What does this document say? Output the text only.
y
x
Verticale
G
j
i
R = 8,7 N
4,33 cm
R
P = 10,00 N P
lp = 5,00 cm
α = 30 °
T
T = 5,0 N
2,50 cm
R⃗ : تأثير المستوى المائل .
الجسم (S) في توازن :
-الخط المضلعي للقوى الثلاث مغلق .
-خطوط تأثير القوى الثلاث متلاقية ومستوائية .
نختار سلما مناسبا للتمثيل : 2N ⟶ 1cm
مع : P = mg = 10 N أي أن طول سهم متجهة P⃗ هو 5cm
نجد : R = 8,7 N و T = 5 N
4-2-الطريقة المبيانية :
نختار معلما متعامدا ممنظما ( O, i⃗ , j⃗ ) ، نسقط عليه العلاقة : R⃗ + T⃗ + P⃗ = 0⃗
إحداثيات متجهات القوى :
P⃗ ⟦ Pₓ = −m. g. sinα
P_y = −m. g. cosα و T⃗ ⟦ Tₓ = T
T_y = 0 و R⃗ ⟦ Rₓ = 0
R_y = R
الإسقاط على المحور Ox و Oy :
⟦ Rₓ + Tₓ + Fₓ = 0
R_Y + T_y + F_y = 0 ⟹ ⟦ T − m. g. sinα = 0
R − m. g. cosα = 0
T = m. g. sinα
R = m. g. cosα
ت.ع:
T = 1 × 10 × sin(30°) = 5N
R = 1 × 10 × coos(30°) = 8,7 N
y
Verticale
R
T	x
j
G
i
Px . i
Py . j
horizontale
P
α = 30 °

> _Exercise objective_
Pick out the lines that include the word "الثلاث" and write them out.

> _Result_
-الخط المضلعي للقوى الثلاث مغلق .
-خطوط تأثير القوى الثلاث متلاقية ومستوائية .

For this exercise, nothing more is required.